Deciding to embark on yoga practice can take a leap of faith – attending your first class can be like diving into a box of assorted chocolates with your eyes closed, you never know which one you’re going to get.

There is much about the yoga industry that the general public which understandably would not be aware – things like the fact the industry is unregulated, so they may be attending a class where an instructor may have the bare minimum of 200 hours teacher training or another who may of undertaken up to 1,000 hours or beyond.

Added to this are the various styles of yoga – Vinyasa, Hatha, Restorative, Yin, Ashtanga, Iyengar, Bikram and so on – what does it all mean?

You may ask what style is most appropriate to meet my needs?

What is this completely different language referred to as Sanskrit that the teacher is using to describe the postures?

No wonder yoga the thought of stepping into yoga can feel a little if not a lot intimidating for many. However, it’s not all bad and if you are willing to do a little homework, or even start with the tips below, you may find yourself falling in love with this ancient practice that has so many mind body benefits. If you find the right class/instructor, you will wonder why you hadn’t tried it before. So, if your curious here are a few tips.

The following enquiries may inform your decision about what type of yoga class, style is the right fit for you. You may find some of these answers on the studio or teachers’ website, so check there first.

Some teachers have a short bio and information on their history, why they teach as a way for you to get to know them a little.

So here goes – don’t be afraid to ask

Q. Can you tell me more about your teacher credentials, how many hours of training undertaken?

Tip! The minimum requirement to teach in Australia is 200 hours – many in the industry agree this training is the absolute bare minimum.

Q. How long have you been teaching?

Tip! There’s no right or wrong here, we all need to start somewhere, my advice would be to ensure the teacher is qualified to teach and are a member of a body such as Yoga Australia.

The approach to teaching has changed a lot over the years, where some teachers with years of experience may as an example, still be very strict about alignment (some styles emphasise alignment more than others - but please ensure you listen to what feels right for you – if a teacher insists on something that doesn’t feel right for you, perhaps their teaching style is not right for you). Listen to your gut and your body!

Q. Can you explain about the type of style you are teaching?

TIP Many experienced teachers tend to mix up styles and teach hybrid type classes so don’t let this put you off (check to ensure they have had appropriate training for what they teach)

◆ **RECORDED DATA**
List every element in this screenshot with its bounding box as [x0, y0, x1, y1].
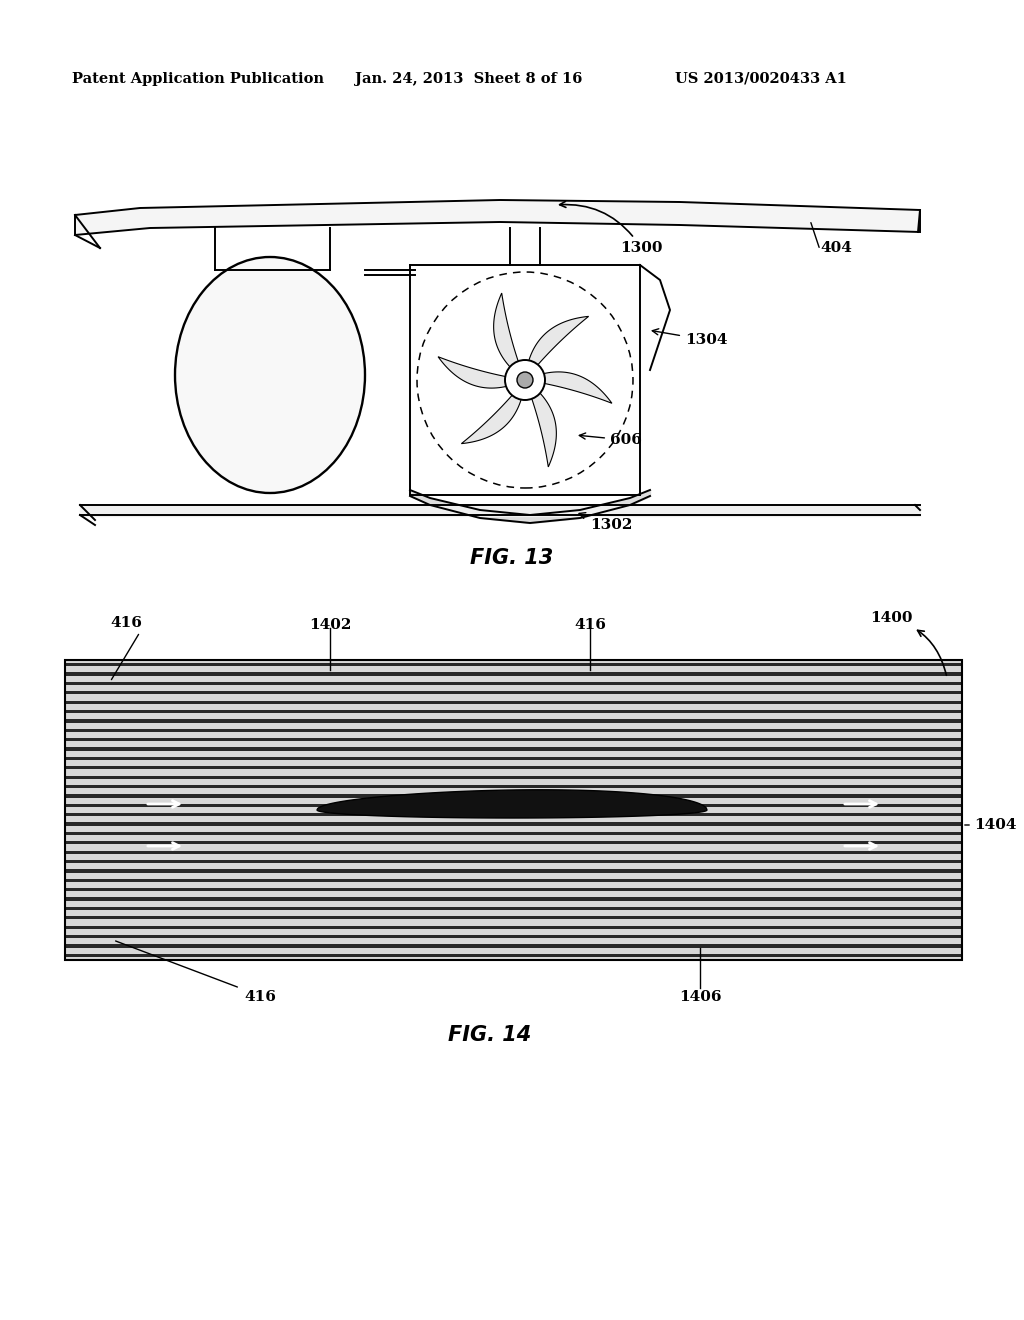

◆ **DESCRIPTION OF THE TASK**
Continue the yoga class guide from its last sentence. The material plays no part in what is asked here.

◆ **FINAL ANSWER**
Q. Do you offer variations and modifications in your class?

Tip! They answer here should be yes and ask them to explain how they do this – often teachers will offer options that may include the use of props, doing a posture from a different orientation eg floor instead of standing, or alter range of movement required.

What size is the class ?

Tip! If you are a complete beginner, it may be more beneficial to attend a smaller class size (say upto 6 – 8 people). This provides the opportunity for the teacher to keep an eye on you and may not be as intimidating as a larger class.

Q. Do you have specialised training in the area of teaching for example Chair Yoga, Yoga for Healthy Ageing?

Tip *Unfortunately, I have come across several teachers offering classes in say for example Chair Yoga without having undertaken formal training. This is a risk to their participants and their own reputation.

Q. What is the structure of a typical class like?

Tip! Classes should begin with some type of warm up

Q. I’m looking for ****some of all of the following:

Exercise, relaxation, improved mobility, strength, balance, meditation – is this class right for me?

Q. I have this XXXXX type of health condition, is this class appropriate for me ?

Q. Is there anything I need to be aware of or think about before I participate in class?

If you have mobility issues you may wish to ask if the venue has appropriate accessibility options.

Last but not least -

Best practice is for a yoga teacher or business that offers health services/activities is to ask for a completed health screen or participant readiness form. In some cases you may need to seek guidance or the go ahead from a health professional such as a General Practitioner of Allied Health Professional.